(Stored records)
• • • •
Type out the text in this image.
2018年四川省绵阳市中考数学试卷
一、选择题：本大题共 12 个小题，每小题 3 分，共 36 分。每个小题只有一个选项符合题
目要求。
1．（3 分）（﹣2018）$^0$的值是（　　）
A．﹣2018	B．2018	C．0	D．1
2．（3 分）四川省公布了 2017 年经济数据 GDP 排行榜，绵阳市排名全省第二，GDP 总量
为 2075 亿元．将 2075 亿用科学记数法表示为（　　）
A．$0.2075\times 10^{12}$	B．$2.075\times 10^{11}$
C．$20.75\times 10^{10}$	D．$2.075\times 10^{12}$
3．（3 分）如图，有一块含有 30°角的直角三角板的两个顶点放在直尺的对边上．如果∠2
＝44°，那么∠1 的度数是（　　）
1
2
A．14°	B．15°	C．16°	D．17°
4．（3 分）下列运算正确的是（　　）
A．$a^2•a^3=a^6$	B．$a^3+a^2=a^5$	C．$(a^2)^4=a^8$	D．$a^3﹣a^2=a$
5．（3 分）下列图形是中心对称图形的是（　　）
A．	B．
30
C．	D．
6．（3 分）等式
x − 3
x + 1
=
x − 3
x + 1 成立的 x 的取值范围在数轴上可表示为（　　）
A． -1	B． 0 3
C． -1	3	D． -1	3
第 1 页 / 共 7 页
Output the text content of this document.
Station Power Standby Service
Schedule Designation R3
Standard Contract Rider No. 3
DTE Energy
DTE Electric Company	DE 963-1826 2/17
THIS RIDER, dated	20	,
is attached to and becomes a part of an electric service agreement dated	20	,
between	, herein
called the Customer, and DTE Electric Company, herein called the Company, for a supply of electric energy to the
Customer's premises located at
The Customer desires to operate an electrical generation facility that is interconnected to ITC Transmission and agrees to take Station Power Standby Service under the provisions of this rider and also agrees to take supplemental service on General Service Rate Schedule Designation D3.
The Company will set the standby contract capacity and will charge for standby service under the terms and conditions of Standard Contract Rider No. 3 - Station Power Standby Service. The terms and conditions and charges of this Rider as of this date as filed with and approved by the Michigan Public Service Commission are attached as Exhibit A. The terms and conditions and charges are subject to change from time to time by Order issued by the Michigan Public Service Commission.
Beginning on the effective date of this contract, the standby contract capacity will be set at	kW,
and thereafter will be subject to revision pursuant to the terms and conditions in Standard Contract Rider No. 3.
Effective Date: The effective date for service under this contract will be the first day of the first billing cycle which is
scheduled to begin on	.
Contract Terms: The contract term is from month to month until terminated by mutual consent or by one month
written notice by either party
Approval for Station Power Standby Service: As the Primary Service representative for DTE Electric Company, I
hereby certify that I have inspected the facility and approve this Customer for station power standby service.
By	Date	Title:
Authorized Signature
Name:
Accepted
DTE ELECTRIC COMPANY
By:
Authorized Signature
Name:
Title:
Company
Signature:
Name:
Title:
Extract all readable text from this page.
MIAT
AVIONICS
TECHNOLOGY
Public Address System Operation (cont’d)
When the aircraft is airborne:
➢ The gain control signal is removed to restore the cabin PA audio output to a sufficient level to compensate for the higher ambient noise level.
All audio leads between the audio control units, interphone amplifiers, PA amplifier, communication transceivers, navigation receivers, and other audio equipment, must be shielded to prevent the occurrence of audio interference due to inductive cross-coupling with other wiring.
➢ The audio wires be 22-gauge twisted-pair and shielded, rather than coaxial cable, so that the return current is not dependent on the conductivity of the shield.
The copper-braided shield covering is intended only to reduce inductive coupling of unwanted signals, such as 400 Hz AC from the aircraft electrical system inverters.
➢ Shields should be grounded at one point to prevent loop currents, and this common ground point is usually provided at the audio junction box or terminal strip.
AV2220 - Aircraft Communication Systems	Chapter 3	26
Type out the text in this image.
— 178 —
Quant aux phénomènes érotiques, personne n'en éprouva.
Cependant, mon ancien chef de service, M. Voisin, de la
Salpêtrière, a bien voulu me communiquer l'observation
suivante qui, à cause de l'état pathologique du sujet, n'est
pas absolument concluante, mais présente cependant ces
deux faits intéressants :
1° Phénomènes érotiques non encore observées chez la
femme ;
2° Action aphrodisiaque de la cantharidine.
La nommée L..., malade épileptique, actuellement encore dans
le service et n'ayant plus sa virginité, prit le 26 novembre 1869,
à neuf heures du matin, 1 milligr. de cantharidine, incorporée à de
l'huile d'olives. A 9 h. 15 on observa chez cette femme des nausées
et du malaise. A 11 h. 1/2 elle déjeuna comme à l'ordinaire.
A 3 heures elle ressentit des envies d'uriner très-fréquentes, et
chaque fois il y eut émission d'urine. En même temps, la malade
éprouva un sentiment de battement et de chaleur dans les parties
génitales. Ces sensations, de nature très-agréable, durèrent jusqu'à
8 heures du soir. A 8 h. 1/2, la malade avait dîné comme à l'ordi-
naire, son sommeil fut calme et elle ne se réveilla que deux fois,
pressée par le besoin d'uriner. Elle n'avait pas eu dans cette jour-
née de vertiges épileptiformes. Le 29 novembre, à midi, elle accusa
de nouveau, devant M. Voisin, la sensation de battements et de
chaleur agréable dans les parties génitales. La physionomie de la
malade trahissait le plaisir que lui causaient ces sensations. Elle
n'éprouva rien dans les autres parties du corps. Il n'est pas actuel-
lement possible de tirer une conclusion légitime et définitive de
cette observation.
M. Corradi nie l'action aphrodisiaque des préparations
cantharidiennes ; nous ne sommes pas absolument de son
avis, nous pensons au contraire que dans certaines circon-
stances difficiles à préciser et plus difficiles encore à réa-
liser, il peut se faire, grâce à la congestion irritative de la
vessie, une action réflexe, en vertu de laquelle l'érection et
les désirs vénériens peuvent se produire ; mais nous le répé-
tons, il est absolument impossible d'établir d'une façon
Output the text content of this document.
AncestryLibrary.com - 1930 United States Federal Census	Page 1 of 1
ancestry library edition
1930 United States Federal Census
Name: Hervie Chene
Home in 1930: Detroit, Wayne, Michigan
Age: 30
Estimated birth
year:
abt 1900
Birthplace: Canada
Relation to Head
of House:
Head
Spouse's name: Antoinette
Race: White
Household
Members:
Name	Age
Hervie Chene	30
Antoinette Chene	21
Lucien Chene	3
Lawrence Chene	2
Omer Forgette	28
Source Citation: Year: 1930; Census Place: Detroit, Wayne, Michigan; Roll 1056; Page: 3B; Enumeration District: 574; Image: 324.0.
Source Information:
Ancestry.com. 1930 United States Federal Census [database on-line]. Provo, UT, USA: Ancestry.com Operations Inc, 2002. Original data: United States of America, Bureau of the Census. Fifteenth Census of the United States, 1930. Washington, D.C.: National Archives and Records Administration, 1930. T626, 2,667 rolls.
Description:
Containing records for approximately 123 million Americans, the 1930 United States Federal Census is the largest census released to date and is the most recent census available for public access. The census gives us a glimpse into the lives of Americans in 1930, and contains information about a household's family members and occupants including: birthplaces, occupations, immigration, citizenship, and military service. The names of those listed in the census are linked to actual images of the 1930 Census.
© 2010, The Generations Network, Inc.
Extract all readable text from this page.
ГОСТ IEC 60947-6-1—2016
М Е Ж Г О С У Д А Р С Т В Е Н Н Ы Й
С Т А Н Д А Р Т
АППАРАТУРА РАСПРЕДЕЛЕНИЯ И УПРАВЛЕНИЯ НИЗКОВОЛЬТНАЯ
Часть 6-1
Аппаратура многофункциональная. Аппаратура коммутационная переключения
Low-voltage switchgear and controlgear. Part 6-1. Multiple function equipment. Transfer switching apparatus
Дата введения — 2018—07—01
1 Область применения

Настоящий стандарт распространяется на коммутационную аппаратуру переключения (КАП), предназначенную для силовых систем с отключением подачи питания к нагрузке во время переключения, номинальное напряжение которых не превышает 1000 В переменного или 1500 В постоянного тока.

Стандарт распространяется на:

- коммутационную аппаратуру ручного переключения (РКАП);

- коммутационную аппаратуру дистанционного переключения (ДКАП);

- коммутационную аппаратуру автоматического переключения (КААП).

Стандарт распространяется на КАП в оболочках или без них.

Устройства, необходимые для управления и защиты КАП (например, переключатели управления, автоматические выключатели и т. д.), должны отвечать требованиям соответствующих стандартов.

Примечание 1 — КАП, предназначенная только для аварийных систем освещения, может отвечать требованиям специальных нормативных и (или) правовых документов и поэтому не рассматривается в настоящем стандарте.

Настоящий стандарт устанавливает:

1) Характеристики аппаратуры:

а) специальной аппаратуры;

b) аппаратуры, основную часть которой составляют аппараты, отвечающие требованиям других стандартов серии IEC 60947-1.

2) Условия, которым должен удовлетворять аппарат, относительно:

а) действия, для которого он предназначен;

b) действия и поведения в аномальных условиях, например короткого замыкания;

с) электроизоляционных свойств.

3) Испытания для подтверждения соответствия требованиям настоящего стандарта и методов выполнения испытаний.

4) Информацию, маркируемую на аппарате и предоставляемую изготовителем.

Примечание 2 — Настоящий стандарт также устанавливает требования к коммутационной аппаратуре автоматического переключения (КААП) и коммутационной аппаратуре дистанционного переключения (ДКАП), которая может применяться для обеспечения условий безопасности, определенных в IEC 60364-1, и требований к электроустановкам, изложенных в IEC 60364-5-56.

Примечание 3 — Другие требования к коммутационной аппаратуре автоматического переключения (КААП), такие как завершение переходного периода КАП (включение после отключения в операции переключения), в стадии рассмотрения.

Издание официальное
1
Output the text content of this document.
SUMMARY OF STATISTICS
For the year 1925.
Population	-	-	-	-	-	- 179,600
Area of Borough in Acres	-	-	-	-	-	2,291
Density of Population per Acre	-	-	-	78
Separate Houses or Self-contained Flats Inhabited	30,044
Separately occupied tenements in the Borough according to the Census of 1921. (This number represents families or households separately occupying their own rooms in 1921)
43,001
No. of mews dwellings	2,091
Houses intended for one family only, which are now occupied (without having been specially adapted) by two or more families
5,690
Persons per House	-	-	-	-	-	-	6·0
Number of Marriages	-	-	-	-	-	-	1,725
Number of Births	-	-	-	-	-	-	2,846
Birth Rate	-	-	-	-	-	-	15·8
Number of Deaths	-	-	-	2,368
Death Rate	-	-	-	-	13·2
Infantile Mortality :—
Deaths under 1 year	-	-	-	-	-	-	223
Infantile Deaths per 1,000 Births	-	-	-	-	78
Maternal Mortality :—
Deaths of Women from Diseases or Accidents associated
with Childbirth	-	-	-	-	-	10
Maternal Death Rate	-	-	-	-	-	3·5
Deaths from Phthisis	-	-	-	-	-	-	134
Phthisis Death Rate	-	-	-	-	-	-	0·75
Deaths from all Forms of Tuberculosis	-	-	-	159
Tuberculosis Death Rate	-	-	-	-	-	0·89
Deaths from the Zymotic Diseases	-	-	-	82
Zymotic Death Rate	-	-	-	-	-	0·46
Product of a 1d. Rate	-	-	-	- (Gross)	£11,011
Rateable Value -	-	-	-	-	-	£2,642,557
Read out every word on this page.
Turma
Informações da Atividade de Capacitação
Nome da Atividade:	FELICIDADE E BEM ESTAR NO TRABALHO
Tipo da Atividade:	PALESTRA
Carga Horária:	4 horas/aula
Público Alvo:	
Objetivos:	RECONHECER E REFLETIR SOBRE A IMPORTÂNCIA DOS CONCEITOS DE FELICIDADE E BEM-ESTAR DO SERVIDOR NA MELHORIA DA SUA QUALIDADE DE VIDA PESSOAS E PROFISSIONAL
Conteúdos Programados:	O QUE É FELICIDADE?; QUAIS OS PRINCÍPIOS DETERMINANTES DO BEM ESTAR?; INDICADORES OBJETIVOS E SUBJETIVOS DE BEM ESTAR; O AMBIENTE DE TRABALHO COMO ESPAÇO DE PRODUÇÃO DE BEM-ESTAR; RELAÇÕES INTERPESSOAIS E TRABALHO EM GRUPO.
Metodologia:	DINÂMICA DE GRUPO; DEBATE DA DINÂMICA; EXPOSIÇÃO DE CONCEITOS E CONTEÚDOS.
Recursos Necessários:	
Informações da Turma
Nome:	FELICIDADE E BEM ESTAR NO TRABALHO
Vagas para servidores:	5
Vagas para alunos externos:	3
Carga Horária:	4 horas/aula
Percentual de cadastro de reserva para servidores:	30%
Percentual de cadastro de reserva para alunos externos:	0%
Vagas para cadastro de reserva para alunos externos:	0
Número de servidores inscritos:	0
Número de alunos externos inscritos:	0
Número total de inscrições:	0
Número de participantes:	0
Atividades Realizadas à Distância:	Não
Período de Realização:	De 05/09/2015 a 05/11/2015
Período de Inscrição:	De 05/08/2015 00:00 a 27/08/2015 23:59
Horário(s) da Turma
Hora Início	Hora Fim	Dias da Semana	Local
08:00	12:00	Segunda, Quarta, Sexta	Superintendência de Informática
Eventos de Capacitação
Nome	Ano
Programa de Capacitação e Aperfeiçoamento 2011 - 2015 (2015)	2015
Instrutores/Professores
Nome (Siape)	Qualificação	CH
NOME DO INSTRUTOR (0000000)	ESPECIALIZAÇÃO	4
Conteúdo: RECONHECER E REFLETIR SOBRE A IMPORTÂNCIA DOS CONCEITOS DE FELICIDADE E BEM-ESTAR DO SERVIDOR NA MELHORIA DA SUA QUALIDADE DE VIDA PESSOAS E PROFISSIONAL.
• • • •
Objective: Copy each line above containing the string "servidores".

Output for this exercise:
Vagas para servidores:	5
Percentual de cadastro de reserva para servidores:	30%
Número de servidores inscritos:	0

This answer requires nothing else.